**Exercise directions:** Wherever a line holds the word "Dorm", copy that line out.

· · · · · · ·

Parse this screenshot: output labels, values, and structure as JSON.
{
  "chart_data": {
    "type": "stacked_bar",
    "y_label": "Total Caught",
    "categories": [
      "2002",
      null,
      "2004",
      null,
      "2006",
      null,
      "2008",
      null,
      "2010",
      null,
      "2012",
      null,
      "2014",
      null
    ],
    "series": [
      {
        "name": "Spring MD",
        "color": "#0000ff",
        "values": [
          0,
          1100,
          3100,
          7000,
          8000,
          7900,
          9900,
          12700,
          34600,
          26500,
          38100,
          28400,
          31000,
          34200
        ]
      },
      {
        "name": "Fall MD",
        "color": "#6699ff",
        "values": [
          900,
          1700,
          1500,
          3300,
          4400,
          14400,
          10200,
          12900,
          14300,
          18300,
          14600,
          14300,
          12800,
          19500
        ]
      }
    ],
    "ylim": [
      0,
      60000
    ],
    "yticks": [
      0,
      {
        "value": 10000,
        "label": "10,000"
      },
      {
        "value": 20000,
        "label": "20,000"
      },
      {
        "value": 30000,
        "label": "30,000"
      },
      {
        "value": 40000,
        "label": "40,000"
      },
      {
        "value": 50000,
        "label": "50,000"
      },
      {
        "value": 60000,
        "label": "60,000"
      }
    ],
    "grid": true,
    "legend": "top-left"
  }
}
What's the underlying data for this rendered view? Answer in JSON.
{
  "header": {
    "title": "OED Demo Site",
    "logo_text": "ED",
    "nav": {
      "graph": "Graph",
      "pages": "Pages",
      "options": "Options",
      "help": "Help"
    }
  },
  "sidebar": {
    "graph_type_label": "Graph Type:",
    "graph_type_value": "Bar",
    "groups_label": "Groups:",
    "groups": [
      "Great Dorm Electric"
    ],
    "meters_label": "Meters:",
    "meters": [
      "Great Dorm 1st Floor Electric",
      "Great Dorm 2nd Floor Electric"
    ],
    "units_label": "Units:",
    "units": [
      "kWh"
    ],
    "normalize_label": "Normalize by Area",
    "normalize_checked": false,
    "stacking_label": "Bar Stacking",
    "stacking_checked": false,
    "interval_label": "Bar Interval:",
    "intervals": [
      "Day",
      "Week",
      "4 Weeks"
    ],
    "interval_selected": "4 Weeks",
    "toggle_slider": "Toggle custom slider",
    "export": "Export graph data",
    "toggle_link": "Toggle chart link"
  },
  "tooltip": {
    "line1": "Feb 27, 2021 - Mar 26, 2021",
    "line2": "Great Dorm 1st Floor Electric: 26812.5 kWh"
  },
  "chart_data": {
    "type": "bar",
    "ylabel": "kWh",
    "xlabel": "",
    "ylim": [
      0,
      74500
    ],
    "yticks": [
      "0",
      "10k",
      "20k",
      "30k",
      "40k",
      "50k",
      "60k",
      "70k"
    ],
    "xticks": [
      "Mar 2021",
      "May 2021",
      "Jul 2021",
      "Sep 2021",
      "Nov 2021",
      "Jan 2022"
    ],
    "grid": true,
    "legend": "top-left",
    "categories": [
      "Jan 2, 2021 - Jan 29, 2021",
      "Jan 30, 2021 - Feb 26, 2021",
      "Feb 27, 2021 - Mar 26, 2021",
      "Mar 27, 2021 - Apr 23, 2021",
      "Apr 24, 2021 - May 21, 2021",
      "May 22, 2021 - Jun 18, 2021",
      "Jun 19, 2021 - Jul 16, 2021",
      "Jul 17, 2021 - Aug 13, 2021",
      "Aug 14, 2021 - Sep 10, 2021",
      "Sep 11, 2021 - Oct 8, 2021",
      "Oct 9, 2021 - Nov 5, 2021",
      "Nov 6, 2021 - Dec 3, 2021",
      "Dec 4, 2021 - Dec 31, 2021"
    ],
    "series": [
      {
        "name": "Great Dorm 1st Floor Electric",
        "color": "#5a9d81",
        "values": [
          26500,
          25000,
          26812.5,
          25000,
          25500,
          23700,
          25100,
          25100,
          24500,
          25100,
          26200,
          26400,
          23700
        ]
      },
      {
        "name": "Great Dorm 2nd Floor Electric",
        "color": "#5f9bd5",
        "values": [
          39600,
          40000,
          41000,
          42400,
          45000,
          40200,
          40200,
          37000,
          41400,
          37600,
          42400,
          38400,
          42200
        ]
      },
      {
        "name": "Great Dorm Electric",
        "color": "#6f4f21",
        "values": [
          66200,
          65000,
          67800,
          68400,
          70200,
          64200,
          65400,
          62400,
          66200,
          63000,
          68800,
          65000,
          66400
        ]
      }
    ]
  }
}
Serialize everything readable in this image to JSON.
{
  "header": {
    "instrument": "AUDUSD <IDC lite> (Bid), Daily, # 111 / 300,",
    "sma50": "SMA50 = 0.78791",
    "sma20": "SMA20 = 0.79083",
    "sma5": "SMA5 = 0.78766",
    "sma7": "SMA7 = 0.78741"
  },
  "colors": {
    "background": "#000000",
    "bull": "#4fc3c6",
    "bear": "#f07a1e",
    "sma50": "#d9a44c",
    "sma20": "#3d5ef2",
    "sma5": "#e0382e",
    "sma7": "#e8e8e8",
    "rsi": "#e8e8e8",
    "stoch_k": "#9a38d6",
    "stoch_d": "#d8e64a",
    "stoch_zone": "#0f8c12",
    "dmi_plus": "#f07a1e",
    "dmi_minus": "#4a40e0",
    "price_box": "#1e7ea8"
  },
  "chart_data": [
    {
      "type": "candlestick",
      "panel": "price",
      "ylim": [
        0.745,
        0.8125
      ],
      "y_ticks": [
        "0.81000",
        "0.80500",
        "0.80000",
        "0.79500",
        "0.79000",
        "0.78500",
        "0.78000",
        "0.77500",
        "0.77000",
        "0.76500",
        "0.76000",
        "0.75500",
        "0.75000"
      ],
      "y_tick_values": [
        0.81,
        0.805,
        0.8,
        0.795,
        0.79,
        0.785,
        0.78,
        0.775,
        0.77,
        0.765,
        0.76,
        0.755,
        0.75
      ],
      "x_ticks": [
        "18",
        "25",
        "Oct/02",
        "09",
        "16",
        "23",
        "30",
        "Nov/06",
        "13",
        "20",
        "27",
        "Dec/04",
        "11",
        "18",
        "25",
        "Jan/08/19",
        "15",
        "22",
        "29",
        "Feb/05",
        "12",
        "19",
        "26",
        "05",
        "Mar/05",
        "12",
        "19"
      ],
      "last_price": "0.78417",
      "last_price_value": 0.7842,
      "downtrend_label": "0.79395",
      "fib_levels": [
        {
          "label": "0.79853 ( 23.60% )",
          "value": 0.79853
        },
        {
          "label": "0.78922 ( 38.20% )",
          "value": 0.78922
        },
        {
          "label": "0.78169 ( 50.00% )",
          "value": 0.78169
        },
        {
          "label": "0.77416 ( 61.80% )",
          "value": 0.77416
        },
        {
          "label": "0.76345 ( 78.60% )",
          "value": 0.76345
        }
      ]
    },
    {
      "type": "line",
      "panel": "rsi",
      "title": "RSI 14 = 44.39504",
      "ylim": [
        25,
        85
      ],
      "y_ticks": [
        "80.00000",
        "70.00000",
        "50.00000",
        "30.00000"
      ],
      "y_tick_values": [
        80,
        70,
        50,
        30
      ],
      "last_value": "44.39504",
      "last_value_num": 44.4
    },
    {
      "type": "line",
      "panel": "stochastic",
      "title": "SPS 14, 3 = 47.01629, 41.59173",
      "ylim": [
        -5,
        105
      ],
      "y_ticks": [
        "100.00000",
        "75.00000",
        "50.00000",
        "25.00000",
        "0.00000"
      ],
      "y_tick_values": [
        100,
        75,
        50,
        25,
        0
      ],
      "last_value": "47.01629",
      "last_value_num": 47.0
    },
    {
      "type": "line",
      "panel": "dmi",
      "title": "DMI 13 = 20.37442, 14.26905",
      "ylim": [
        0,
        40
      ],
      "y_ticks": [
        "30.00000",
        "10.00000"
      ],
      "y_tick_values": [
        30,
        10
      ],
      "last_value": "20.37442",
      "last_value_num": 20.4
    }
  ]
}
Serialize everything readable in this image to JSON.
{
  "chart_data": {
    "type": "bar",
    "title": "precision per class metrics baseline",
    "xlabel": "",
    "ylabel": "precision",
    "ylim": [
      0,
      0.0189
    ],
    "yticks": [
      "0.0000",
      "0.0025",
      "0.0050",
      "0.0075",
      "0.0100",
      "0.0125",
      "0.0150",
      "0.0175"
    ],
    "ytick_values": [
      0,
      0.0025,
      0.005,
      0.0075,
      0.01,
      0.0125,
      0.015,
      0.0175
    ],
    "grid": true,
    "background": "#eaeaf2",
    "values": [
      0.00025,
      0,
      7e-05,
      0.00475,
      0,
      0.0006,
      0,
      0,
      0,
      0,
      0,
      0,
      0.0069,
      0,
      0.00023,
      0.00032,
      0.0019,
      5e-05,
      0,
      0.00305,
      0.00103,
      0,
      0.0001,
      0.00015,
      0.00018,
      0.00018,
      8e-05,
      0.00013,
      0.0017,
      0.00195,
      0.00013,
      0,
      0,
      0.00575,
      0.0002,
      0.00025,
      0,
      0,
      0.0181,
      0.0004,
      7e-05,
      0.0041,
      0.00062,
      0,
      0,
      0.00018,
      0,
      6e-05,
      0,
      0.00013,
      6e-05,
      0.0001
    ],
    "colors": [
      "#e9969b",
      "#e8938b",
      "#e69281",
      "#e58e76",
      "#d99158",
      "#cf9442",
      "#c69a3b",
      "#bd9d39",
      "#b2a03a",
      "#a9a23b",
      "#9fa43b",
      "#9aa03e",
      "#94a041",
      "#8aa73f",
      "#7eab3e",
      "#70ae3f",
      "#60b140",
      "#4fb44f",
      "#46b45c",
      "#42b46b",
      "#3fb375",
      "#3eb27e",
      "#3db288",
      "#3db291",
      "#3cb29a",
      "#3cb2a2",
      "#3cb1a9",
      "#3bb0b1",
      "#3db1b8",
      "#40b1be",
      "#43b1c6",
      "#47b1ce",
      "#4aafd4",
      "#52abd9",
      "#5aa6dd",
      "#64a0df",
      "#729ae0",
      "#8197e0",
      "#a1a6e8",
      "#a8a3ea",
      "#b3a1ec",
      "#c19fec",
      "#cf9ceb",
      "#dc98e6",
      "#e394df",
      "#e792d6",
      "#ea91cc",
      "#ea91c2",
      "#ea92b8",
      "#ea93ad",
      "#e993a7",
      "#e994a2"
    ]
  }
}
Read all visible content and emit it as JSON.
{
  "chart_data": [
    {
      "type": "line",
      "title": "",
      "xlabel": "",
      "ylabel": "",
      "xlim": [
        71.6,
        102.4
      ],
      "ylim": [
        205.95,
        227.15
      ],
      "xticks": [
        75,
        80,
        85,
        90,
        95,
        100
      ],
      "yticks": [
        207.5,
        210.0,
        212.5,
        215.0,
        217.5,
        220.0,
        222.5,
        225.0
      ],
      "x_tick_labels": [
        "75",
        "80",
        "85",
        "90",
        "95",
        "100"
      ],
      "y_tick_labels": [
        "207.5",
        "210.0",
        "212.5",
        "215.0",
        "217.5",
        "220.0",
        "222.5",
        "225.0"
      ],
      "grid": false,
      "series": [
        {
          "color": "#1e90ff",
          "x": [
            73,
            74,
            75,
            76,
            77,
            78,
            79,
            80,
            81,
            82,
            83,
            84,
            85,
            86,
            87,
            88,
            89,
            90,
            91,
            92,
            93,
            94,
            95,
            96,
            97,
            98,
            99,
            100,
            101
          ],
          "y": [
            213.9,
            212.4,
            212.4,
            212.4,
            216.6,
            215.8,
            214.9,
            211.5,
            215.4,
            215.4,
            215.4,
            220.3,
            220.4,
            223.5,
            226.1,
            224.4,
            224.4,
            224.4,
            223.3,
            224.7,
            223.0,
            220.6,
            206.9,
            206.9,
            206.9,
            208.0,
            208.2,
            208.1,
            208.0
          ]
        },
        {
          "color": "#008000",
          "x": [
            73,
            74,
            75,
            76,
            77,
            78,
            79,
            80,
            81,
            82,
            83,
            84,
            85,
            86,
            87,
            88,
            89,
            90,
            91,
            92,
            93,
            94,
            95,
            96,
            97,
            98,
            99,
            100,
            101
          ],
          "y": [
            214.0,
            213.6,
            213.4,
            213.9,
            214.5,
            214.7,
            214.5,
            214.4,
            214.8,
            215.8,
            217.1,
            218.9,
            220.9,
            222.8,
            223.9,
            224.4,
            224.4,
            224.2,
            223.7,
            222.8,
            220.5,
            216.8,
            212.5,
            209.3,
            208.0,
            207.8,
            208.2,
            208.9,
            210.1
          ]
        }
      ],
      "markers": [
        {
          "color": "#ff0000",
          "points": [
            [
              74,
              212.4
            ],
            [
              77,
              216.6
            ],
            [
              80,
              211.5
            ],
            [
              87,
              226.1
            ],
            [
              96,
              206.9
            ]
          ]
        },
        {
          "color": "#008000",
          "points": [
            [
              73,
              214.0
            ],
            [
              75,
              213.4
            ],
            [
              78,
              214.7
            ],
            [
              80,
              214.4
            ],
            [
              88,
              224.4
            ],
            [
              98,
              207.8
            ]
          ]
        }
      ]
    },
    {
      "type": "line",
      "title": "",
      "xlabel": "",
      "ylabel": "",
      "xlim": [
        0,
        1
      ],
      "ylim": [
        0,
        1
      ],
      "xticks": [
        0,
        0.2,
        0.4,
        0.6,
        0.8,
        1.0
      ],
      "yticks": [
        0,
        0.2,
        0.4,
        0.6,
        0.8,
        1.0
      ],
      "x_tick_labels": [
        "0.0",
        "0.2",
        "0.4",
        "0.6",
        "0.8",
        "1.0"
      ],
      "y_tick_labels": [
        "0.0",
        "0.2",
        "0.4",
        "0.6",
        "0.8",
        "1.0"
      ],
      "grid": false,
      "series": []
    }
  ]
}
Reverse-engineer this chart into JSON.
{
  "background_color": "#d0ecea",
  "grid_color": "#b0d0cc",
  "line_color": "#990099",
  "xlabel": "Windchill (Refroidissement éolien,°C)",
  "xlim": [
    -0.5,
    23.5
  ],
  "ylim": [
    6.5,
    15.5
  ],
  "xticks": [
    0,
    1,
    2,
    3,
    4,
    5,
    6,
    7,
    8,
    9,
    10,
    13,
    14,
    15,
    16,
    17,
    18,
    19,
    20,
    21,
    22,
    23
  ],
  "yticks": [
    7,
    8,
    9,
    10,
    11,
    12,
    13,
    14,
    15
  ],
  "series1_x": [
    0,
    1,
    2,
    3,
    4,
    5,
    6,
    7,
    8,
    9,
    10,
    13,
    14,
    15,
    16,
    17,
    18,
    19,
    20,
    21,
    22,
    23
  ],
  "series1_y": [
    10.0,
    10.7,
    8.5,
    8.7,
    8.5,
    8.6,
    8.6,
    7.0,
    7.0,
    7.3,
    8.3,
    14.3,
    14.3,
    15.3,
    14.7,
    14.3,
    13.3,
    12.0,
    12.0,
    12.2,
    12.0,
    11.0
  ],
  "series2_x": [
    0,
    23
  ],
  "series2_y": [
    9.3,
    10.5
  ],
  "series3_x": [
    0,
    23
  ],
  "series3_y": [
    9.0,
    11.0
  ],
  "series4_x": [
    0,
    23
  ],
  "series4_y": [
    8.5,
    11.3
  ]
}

· · · · · · ·

**Result of the exercise:**
      "Great Dorm Electric"
      "Great Dorm 1st Floor Electric",
      "Great Dorm 2nd Floor Electric"
    "line2": "Great Dorm 1st Floor Electric: 26812.5 kWh"
        "name": "Great Dorm 1st Floor Electric",
        "name": "Great Dorm 2nd Floor Electric",
        "name": "Great Dorm Electric",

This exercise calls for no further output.